* Start *
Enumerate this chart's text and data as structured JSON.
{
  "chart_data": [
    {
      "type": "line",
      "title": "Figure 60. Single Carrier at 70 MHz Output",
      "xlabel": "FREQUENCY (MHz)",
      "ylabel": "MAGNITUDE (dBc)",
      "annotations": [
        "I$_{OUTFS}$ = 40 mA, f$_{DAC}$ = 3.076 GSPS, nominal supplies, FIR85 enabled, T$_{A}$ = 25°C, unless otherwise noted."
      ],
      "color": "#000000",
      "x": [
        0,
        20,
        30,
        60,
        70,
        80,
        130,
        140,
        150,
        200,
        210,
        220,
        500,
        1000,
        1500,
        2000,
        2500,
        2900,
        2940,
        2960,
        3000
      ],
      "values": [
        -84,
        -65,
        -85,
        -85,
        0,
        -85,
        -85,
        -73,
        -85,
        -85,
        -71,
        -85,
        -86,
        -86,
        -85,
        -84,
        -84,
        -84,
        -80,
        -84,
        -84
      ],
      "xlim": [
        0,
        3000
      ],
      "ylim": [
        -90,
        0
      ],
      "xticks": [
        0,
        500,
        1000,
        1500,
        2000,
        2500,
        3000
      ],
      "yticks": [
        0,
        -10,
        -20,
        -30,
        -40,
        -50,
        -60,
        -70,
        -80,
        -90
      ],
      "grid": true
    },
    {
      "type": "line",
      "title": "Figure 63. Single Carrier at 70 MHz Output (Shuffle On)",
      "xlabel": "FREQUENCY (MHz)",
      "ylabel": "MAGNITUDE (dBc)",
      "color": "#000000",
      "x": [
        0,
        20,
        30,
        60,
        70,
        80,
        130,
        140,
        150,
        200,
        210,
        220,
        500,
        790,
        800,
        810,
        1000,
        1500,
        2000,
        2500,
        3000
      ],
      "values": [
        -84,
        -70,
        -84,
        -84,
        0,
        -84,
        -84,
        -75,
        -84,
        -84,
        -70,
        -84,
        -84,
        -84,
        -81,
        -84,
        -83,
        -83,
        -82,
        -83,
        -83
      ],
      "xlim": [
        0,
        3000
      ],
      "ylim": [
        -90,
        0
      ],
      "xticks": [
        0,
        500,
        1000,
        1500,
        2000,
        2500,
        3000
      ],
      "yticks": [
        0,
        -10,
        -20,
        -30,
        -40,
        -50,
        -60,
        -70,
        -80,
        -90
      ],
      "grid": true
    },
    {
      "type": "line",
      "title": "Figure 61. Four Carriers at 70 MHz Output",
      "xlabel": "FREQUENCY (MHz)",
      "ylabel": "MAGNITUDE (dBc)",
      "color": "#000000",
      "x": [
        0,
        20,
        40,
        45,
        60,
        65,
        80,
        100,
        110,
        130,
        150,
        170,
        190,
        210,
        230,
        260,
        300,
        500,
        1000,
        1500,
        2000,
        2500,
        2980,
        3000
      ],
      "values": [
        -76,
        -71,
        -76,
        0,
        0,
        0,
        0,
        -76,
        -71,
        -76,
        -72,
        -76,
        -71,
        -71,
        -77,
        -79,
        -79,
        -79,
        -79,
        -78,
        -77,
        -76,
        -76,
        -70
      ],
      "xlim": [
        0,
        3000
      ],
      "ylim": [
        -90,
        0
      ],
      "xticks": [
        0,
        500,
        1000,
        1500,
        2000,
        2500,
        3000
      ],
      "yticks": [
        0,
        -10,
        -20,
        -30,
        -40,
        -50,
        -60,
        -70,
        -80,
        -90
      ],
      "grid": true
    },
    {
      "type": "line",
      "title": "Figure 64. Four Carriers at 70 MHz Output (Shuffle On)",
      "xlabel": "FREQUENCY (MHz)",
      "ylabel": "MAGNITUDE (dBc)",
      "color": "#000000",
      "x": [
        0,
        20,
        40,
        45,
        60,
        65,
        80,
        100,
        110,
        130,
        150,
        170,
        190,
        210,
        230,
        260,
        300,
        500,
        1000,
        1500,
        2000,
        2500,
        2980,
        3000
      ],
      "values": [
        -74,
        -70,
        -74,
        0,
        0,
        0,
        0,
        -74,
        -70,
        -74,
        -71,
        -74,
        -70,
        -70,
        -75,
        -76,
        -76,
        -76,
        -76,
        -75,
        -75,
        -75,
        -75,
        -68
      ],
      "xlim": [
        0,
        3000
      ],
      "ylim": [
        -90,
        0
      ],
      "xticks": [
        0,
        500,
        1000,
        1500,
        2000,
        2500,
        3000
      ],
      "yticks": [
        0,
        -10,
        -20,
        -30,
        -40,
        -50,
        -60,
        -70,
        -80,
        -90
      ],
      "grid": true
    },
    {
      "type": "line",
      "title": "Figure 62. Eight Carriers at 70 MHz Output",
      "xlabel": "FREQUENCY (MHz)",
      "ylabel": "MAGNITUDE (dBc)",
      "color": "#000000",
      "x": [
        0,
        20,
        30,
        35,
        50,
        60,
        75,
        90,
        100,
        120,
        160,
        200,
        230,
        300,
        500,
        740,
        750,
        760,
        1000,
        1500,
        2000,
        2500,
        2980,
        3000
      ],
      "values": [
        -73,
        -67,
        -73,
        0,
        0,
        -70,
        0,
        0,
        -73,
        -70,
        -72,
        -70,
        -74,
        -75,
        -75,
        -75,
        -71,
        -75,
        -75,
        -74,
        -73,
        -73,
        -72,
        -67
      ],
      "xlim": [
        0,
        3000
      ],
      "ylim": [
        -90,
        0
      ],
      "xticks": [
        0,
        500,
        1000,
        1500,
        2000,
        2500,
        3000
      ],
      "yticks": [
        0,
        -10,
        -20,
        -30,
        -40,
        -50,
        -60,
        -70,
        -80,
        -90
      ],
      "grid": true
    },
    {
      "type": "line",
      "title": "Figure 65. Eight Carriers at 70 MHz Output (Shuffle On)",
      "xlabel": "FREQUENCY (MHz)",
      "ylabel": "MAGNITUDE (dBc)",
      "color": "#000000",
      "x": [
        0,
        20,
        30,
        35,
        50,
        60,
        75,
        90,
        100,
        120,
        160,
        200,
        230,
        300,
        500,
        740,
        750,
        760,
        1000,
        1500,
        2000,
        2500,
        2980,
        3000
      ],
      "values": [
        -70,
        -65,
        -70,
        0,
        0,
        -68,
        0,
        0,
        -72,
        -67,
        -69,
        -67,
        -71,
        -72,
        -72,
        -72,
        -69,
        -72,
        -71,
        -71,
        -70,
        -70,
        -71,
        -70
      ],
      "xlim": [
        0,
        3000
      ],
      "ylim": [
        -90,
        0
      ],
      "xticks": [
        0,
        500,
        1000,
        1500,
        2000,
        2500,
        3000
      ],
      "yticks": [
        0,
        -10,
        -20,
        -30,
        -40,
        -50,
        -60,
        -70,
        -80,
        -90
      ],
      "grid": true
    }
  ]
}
* End *
PROBLEM STATEMENT —
Output an exact copy of each record.

EXPECTED ANSWER —
Enumerate this chart's text and data as structured JSON.
{
  "chart_data": [
    {
      "type": "line",
      "title": "Figure 60. Single Carrier at 70 MHz Output",
      "xlabel": "FREQUENCY (MHz)",
      "ylabel": "MAGNITUDE (dBc)",
      "annotations": [
        "I$_{OUTFS}$ = 40 mA, f$_{DAC}$ = 3.076 GSPS, nominal supplies, FIR85 enabled, T$_{A}$ = 25°C, unless otherwise noted."
      ],
      "color": "#000000",
      "x": [
        0,
        20,
        30,
        60,
        70,
        80,
        130,
        140,
        150,
        200,
        210,
        220,
        500,
        1000,
        1500,
        2000,
        2500,
        2900,
        2940,
        2960,
        3000
      ],
      "values": [
        -84,
        -65,
        -85,
        -85,
        0,
        -85,
        -85,
        -73,
        -85,
        -85,
        -71,
        -85,
        -86,
        -86,
        -85,
        -84,
        -84,
        -84,
        -80,
        -84,
        -84
      ],
      "xlim": [
        0,
        3000
      ],
      "ylim": [
        -90,
        0
      ],
      "xticks": [
        0,
        500,
        1000,
        1500,
        2000,
        2500,
        3000
      ],
      "yticks": [
        0,
        -10,
        -20,
        -30,
        -40,
        -50,
        -60,
        -70,
        -80,
        -90
      ],
      "grid": true
    },
    {
      "type": "line",
      "title": "Figure 63. Single Carrier at 70 MHz Output (Shuffle On)",
      "xlabel": "FREQUENCY (MHz)",
      "ylabel": "MAGNITUDE (dBc)",
      "color": "#000000",
      "x": [
        0,
        20,
        30,
        60,
        70,
        80,
        130,
        140,
        150,
        200,
        210,
        220,
        500,
        790,
        800,
        810,
        1000,
        1500,
        2000,
        2500,
        3000
      ],
      "values": [
        -84,
        -70,
        -84,
        -84,
        0,
        -84,
        -84,
        -75,
        -84,
        -84,
        -70,
        -84,
        -84,
        -84,
        -81,
        -84,
        -83,
        -83,
        -82,
        -83,
        -83
      ],
      "xlim": [
        0,
        3000
      ],
      "ylim": [
        -90,
        0
      ],
      "xticks": [
        0,
        500,
        1000,
        1500,
        2000,
        2500,
        3000
      ],
      "yticks": [
        0,
        -10,
        -20,
        -30,
        -40,
        -50,
        -60,
        -70,
        -80,
        -90
      ],
      "grid": true
    },
    {
      "type": "line",
      "title": "Figure 61. Four Carriers at 70 MHz Output",
      "xlabel": "FREQUENCY (MHz)",
      "ylabel": "MAGNITUDE (dBc)",
      "color": "#000000",
      "x": [
        0,
        20,
        40,
        45,
        60,
        65,
        80,
        100,
        110,
        130,
        150,
        170,
        190,
        210,
        230,
        260,
        300,
        500,
        1000,
        1500,
        2000,
        2500,
        2980,
        3000
      ],
      "values": [
        -76,
        -71,
        -76,
        0,
        0,
        0,
        0,
        -76,
        -71,
        -76,
        -72,
        -76,
        -71,
        -71,
        -77,
        -79,
        -79,
        -79,
        -79,
        -78,
        -77,
        -76,
        -76,
        -70
      ],
      "xlim": [
        0,
        3000
      ],
      "ylim": [
        -90,
        0
      ],
      "xticks": [
        0,
        500,
        1000,
        1500,
        2000,
        2500,
        3000
      ],
      "yticks": [
        0,
        -10,
        -20,
        -30,
        -40,
        -50,
        -60,
        -70,
        -80,
        -90
      ],
      "grid": true
    },
    {
      "type": "line",
      "title": "Figure 64. Four Carriers at 70 MHz Output (Shuffle On)",
      "xlabel": "FREQUENCY (MHz)",
      "ylabel": "MAGNITUDE (dBc)",
      "color": "#000000",
      "x": [
        0,
        20,
        40,
        45,
        60,
        65,
        80,
        100,
        110,
        130,
        150,
        170,
        190,
        210,
        230,
        260,
        300,
        500,
        1000,
        1500,
        2000,
        2500,
        2980,
        3000
      ],
      "values": [
        -74,
        -70,
        -74,
        0,
        0,
        0,
        0,
        -74,
        -70,
        -74,
        -71,
        -74,
        -70,
        -70,
        -75,
        -76,
        -76,
        -76,
        -76,
        -75,
        -75,
        -75,
        -75,
        -68
      ],
      "xlim": [
        0,
        3000
      ],
      "ylim": [
        -90,
        0
      ],
      "xticks": [
        0,
        500,
        1000,
        1500,
        2000,
        2500,
        3000
      ],
      "yticks": [
        0,
        -10,
        -20,
        -30,
        -40,
        -50,
        -60,
        -70,
        -80,
        -90
      ],
      "grid": true
    },
    {
      "type": "line",
      "title": "Figure 62. Eight Carriers at 70 MHz Output",
      "xlabel": "FREQUENCY (MHz)",
      "ylabel": "MAGNITUDE (dBc)",
      "color": "#000000",
      "x": [
        0,
        20,
        30,
        35,
        50,
        60,
        75,
        90,
        100,
        120,
        160,
        200,
        230,
        300,
        500,
        740,
        750,
        760,
        1000,
        1500,
        2000,
        2500,
        2980,
        3000
      ],
      "values": [
        -73,
        -67,
        -73,
        0,
        0,
        -70,
        0,
        0,
        -73,
        -70,
        -72,
        -70,
        -74,
        -75,
        -75,
        -75,
        -71,
        -75,
        -75,
        -74,
        -73,
        -73,
        -72,
        -67
      ],
      "xlim": [
        0,
        3000
      ],
      "ylim": [
        -90,
        0
      ],
      "xticks": [
        0,
        500,
        1000,
        1500,
        2000,
        2500,
        3000
      ],
      "yticks": [
        0,
        -10,
        -20,
        -30,
        -40,
        -50,
        -60,
        -70,
        -80,
        -90
      ],
      "grid": true
    },
    {
      "type": "line",
      "title": "Figure 65. Eight Carriers at 70 MHz Output (Shuffle On)",
      "xlabel": "FREQUENCY (MHz)",
      "ylabel": "MAGNITUDE (dBc)",
      "color": "#000000",
      "x": [
        0,
        20,
        30,
        35,
        50,
        60,
        75,
        90,
        100,
        120,
        160,
        200,
        230,
        300,
        500,
        740,
        750,
        760,
        1000,
        1500,
        2000,
        2500,
        2980,
        3000
      ],
      "values": [
        -70,
        -65,
        -70,
        0,
        0,
        -68,
        0,
        0,
        -72,
        -67,
        -69,
        -67,
        -71,
        -72,
        -72,
        -72,
        -69,
        -72,
        -71,
        -71,
        -70,
        -70,
        -71,
        -70
      ],
      "xlim": [
        0,
        3000
      ],
      "ylim": [
        -90,
        0
      ],
      "xticks": [
        0,
        500,
        1000,
        1500,
        2000,
        2500,
        3000
      ],
      "yticks": [
        0,
        -10,
        -20,
        -30,
        -40,
        -50,
        -60,
        -70,
        -80,
        -90
      ],
      "grid": true
    }
  ]
}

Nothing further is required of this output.